** TEXT BLOCK **
He was the former head coach of the Alaska Aces, and Cebuana Lhuillier Gems in the PBA D-League.

==Coaching career==

=== Early years ===
After suiting up for La Salle from 1993 to 1997, Trillo did not play professionally. He first got the offer to coach for a private school for boys called Southridge in 1997.

After Southridge, he became a co-coach with Jorge Gallent in the junior Philippine Basketball League. He then got an offer as an assistant coach for the Cebu Gems in the now-defunct Metropolitan Basketball Association, where he went straight to the finals in his first year.

=== Adamson ===
In 1999, he joined the Adamson Falcons and, at 23 years old, became the youngest head coach in the UAAP at the time. His inexperience showed as the Soaring Falcons did not win a game in his first two seasons with the team at 0-28.Those first two years were really trying times for me because, remember, you're inheriting a team that's in last place and then we had to recruit,", he said as he explained the early parts of his 4 1/2 years with Adamson.

** DATA RECORDS **
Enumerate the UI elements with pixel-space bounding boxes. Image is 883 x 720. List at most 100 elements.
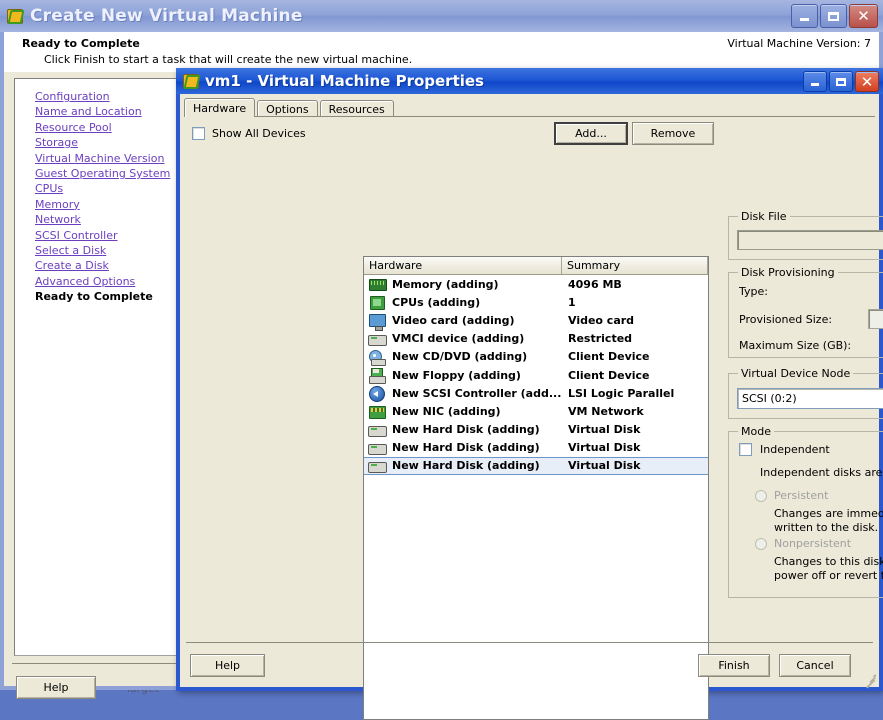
vm-icon: [6, 8, 25, 24]
independent-checkbox[interactable]: Independent: [739, 443, 830, 456]
table-row[interactable]: VMCI device (adding) Restricted: [364, 330, 708, 348]
nav-ready-to-complete: Ready to Complete: [35, 290, 153, 304]
nav-resource-pool[interactable]: Resource Pool: [35, 120, 170, 135]
row-summary: VM Network: [568, 404, 644, 418]
nav-network[interactable]: Network: [35, 212, 170, 227]
table-row[interactable]: New SCSI Controller (add... LSI Logic Pa…: [364, 384, 708, 403]
dialog-body: Hardware Options Resources Show All Devi…: [180, 94, 883, 720]
table-row[interactable]: New Hard Disk (adding) Virtual Disk: [364, 439, 708, 457]
type-label: Type:: [739, 285, 768, 298]
row-name: New Hard Disk (adding): [392, 441, 540, 455]
wizard-step-title: Ready to Complete: [22, 37, 140, 50]
table-row[interactable]: New NIC (adding) VM Network: [364, 402, 708, 420]
provisioned-size-label: Provisioned Size:: [739, 313, 833, 326]
tab-resources[interactable]: Resources: [319, 100, 394, 117]
table-row[interactable]: Video card (adding) Video card: [364, 311, 708, 332]
disk-file-input[interactable]: [737, 230, 883, 250]
nonpersistent-radio: [755, 538, 767, 550]
row-name: CPUs (adding): [392, 295, 481, 309]
minimize-button[interactable]: [791, 4, 818, 28]
row-name: New SCSI Controller (add...: [392, 386, 562, 400]
row-summary: Virtual Disk: [568, 423, 641, 437]
row-summary: Client Device: [568, 350, 650, 364]
row-summary: Client Device: [568, 368, 650, 382]
add-device-button[interactable]: Add...: [554, 122, 628, 145]
table-row-selected[interactable]: New Hard Disk (adding) Virtual Disk: [364, 456, 708, 476]
close-button[interactable]: ✕: [855, 71, 879, 92]
nav-guest-operating-system[interactable]: Guest Operating System: [35, 166, 170, 181]
row-summary: Virtual Disk: [568, 441, 641, 455]
column-header-hardware[interactable]: Hardware: [364, 257, 562, 274]
row-name: Video card (adding): [392, 313, 515, 327]
checkbox-box: [739, 443, 752, 456]
nav-name-and-location[interactable]: Name and Location: [35, 104, 170, 119]
dialog-titlebar[interactable]: vm1 - Virtual Machine Properties ✕: [176, 68, 883, 94]
disk-provisioning-group: Disk Provisioning Type: Thin Provision P…: [728, 266, 883, 358]
dialog-controls: ✕: [803, 71, 879, 92]
row-summary: 4096 MB: [568, 277, 622, 291]
row-summary: Restricted: [568, 332, 633, 346]
nav-cpus[interactable]: CPUs: [35, 181, 170, 196]
nav-select-a-disk[interactable]: Select a Disk: [35, 243, 170, 258]
nav-scsi-controller[interactable]: SCSI Controller: [35, 228, 170, 243]
virtual-device-node-select[interactable]: SCSI (0:2): [737, 388, 883, 409]
window-title: Create New Virtual Machine: [30, 6, 303, 26]
screen: Target Create New Virtual Machine ✕ Read…: [0, 0, 883, 720]
tab-options[interactable]: Options: [257, 100, 318, 117]
wizard-step-list: Configuration Name and Location Resource…: [14, 78, 183, 656]
finish-button[interactable]: Finish: [698, 654, 770, 677]
disk-file-group: Disk File: [728, 210, 883, 260]
close-button[interactable]: ✕: [849, 4, 878, 28]
table-row[interactable]: New CD/DVD (adding) Client Device: [364, 348, 708, 366]
row-name: VMCI device (adding): [392, 332, 525, 346]
row-name: New CD/DVD (adding): [392, 350, 528, 364]
hardware-list[interactable]: Hardware Summary Memory (adding) 4096 MB…: [363, 256, 709, 720]
persistent-description: Changes are immediately and permanently …: [774, 507, 883, 534]
mode-group: Mode Independent Independent disks are n…: [728, 425, 883, 598]
maximize-button[interactable]: [829, 71, 853, 92]
provisioned-size-stepper[interactable]: 8: [868, 309, 883, 329]
vm-version-label: Virtual Machine Version: 7: [727, 37, 871, 50]
vm-icon: [182, 73, 201, 89]
wizard-nav: Configuration Name and Location Resource…: [35, 89, 170, 305]
resize-grip[interactable]: [862, 671, 877, 688]
dialog-footer-divider: [186, 642, 873, 643]
dialog-help-button[interactable]: Help: [190, 654, 265, 677]
row-name: New Hard Disk (adding): [392, 423, 540, 437]
nic-icon: [367, 403, 387, 420]
remove-device-button[interactable]: Remove: [632, 122, 714, 145]
nonpersistent-description: Changes to this disk are discarded when …: [774, 555, 883, 582]
table-row[interactable]: CPUs (adding) 1: [364, 293, 708, 311]
nav-advanced-options[interactable]: Advanced Options: [35, 274, 170, 289]
scsi-controller-icon: [367, 385, 387, 403]
mode-legend: Mode: [738, 425, 774, 438]
maximize-button[interactable]: [820, 4, 847, 28]
disk-file-legend: Disk File: [738, 210, 790, 223]
row-summary: LSI Logic Parallel: [568, 386, 675, 400]
cd-dvd-icon: [367, 349, 387, 366]
row-summary: Virtual Disk: [568, 459, 641, 473]
show-all-devices-checkbox[interactable]: Show All Devices: [192, 127, 306, 140]
table-row[interactable]: Memory (adding) 4096 MB: [364, 275, 708, 293]
maximum-size-label: Maximum Size (GB):: [739, 339, 852, 352]
nav-configuration[interactable]: Configuration: [35, 89, 170, 104]
window-titlebar[interactable]: Create New Virtual Machine ✕: [0, 0, 883, 32]
independent-description: Independent disks are not affected by sn…: [760, 466, 883, 479]
tab-strip: Hardware Options Resources: [184, 98, 396, 117]
cancel-button[interactable]: Cancel: [779, 654, 851, 677]
nav-storage[interactable]: Storage: [35, 135, 170, 150]
virtual-device-node-legend: Virtual Device Node: [738, 367, 854, 380]
nonpersistent-label: Nonpersistent: [774, 537, 852, 550]
table-row[interactable]: New Hard Disk (adding) Virtual Disk: [364, 421, 708, 439]
hard-disk-icon: [367, 440, 387, 456]
row-name: New Hard Disk (adding): [392, 459, 540, 473]
column-header-summary[interactable]: Summary: [562, 257, 708, 274]
hardware-list-header: Hardware Summary: [364, 257, 708, 275]
minimize-button[interactable]: [803, 71, 827, 92]
table-row[interactable]: New Floppy (adding) Client Device: [364, 366, 708, 385]
nav-create-a-disk[interactable]: Create a Disk: [35, 258, 170, 273]
virtual-device-node-group: Virtual Device Node SCSI (0:2): [728, 367, 883, 419]
nav-memory[interactable]: Memory: [35, 197, 170, 212]
tab-hardware[interactable]: Hardware: [184, 98, 256, 117]
nav-virtual-machine-version[interactable]: Virtual Machine Version: [35, 151, 170, 166]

** REQUIRED WORK **
Reproduce everything in the passage on Trillo's coaching career from "After Southridge, he" down to "years with Adamson.", word for word.

** RESULT **
After Southridge, he became a co-coach with Jorge Gallent in the junior Philippine Basketball League. He then got an offer as an assistant coach for the Cebu Gems in the now-defunct Metropolitan Basketball Association, where he went straight to the finals in his first year.

=== Adamson ===
In 1999, he joined the Adamson Falcons and, at 23 years old, became the youngest head coach in the UAAP at the time. His inexperience showed as the Soaring Falcons did not win a game in his first two seasons with the team at 0-28.Those first two years were really trying times for me because, remember, you're inheriting a team that's in last place and then we had to recruit,", he said as he explained the early parts of his 4 1/2 years with Adamson.